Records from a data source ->

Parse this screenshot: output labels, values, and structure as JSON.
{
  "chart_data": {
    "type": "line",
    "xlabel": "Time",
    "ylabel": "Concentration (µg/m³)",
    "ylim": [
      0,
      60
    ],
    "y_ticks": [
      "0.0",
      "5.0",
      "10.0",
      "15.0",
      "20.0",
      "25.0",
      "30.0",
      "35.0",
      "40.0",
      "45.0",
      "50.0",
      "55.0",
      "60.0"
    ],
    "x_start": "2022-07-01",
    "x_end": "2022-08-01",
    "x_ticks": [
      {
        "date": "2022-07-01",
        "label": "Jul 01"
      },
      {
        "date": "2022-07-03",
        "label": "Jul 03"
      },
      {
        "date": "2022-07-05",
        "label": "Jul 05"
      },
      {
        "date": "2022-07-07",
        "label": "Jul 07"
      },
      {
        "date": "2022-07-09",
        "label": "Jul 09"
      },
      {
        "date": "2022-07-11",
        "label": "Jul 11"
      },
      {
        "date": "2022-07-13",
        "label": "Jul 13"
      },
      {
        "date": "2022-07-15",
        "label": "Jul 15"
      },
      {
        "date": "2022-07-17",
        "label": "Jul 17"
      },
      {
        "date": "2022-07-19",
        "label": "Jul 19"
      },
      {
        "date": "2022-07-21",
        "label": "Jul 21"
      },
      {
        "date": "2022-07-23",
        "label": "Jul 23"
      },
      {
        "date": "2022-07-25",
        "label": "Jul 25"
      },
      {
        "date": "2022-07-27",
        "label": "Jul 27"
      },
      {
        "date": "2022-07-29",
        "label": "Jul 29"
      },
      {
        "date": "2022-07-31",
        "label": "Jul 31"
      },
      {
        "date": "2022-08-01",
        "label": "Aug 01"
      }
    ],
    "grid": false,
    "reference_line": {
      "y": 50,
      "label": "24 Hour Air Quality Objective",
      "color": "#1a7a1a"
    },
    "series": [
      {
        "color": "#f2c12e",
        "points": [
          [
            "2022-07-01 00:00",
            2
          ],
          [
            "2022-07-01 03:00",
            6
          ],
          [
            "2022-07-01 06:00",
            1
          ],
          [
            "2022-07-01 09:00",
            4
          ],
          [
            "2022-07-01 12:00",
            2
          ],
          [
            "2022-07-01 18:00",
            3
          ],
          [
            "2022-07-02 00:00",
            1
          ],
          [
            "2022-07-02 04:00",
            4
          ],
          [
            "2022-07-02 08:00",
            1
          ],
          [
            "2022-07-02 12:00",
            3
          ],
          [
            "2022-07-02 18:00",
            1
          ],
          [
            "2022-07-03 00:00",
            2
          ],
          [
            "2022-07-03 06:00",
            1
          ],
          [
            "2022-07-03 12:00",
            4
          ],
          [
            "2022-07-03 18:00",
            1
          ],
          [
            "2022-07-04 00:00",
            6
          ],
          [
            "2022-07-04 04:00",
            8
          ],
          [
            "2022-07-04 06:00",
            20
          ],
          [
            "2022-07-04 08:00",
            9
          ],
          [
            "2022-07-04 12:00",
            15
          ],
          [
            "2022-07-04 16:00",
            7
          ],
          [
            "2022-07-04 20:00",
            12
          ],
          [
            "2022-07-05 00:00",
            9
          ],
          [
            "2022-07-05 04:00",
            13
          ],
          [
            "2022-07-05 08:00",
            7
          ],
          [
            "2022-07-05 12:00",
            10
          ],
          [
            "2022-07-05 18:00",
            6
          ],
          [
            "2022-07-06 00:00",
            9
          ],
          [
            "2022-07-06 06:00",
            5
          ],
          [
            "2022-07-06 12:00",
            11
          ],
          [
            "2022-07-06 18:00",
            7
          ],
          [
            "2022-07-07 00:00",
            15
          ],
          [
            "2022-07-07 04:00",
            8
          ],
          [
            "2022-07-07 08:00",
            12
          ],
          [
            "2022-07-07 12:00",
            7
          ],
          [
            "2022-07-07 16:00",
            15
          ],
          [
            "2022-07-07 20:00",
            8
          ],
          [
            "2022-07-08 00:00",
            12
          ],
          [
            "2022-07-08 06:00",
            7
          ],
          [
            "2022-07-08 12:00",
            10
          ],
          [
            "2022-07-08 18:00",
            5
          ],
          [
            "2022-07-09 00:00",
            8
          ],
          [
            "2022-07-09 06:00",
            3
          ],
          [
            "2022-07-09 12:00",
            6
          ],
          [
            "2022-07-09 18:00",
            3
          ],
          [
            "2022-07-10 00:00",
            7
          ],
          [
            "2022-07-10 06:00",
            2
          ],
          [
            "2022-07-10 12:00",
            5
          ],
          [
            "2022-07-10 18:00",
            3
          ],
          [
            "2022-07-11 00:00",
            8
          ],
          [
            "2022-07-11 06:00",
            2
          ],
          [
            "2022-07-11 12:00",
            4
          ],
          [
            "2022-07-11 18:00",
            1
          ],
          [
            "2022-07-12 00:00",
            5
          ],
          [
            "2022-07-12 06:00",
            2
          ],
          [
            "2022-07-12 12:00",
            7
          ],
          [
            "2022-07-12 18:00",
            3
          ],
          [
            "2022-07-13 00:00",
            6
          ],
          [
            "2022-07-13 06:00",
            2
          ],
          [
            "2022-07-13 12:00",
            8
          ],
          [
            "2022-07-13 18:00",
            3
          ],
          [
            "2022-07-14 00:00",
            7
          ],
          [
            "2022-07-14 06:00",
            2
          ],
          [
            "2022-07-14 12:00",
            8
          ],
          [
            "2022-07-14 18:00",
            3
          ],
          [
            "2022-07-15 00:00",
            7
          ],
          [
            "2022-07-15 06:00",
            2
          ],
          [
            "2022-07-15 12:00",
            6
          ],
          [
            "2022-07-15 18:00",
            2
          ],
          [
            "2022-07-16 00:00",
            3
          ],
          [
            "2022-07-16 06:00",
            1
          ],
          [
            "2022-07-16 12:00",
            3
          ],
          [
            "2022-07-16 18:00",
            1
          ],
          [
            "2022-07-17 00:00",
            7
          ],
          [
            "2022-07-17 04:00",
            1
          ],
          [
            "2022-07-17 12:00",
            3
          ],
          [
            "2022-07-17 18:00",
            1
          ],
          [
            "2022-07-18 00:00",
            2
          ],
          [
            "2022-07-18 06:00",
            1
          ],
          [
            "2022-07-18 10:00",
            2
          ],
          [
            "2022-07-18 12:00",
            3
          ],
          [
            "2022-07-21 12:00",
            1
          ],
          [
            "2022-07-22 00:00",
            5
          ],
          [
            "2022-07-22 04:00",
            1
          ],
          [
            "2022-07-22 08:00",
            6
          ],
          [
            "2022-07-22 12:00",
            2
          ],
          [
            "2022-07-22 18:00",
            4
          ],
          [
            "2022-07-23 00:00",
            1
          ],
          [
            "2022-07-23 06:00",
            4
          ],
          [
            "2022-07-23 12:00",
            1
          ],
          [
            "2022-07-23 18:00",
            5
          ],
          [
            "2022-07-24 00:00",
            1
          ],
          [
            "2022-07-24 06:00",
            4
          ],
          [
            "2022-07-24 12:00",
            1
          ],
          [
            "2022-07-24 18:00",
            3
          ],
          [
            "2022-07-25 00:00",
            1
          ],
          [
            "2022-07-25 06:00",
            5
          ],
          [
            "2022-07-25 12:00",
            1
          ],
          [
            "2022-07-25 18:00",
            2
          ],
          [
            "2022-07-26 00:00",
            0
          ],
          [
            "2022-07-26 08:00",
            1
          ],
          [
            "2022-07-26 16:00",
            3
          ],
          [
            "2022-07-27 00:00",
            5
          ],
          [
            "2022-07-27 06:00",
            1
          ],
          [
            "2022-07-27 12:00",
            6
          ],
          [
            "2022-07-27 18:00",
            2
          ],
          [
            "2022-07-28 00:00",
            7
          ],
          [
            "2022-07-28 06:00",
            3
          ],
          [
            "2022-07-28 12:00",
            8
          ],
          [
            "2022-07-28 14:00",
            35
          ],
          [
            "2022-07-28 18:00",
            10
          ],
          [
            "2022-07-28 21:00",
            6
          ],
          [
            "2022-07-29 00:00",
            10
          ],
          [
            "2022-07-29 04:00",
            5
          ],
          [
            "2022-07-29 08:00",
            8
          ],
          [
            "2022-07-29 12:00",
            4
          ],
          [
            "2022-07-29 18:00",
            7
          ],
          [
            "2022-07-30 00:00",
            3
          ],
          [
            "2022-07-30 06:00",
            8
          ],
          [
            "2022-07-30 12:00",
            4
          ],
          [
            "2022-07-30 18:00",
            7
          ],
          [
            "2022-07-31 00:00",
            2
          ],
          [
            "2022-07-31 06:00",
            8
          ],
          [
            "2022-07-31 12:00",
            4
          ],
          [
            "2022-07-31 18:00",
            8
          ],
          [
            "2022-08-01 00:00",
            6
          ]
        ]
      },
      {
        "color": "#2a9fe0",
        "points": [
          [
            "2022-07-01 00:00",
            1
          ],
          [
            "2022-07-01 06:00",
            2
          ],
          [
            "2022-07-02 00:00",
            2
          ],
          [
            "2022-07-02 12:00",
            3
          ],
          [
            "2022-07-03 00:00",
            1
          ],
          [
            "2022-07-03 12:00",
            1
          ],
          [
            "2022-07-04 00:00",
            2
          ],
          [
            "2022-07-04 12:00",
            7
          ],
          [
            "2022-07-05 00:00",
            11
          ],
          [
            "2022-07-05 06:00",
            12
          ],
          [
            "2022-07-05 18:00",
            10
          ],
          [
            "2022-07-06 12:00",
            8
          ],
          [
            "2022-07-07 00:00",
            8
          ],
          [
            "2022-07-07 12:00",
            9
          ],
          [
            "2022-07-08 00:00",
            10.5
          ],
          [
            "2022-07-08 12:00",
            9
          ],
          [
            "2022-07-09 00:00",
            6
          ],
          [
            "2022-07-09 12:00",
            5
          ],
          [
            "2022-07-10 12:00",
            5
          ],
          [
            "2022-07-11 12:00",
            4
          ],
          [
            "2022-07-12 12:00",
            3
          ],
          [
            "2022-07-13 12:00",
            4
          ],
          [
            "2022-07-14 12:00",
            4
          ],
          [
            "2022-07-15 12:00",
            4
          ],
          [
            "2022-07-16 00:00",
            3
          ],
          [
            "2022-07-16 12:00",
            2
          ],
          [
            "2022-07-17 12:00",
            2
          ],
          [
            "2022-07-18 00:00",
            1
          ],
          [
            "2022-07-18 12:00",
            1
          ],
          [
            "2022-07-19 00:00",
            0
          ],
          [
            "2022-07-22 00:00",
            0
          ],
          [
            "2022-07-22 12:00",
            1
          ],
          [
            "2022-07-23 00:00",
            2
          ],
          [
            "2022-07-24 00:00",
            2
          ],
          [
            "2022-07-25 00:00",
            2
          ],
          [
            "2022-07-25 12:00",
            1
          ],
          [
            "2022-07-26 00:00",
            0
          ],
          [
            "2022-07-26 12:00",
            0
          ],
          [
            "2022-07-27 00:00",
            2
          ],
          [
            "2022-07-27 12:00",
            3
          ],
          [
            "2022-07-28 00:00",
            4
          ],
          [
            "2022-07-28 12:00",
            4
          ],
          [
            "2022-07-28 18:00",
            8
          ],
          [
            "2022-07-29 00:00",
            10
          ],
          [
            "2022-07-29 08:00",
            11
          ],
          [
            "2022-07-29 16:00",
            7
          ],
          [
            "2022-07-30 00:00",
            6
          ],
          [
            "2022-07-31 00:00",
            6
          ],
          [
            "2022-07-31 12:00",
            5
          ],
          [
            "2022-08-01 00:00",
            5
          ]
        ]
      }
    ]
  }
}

TASK DESCRIPTION ->
Return only the count of lines in the records that hold the word "color".

REPLY TO THE TASK ->
3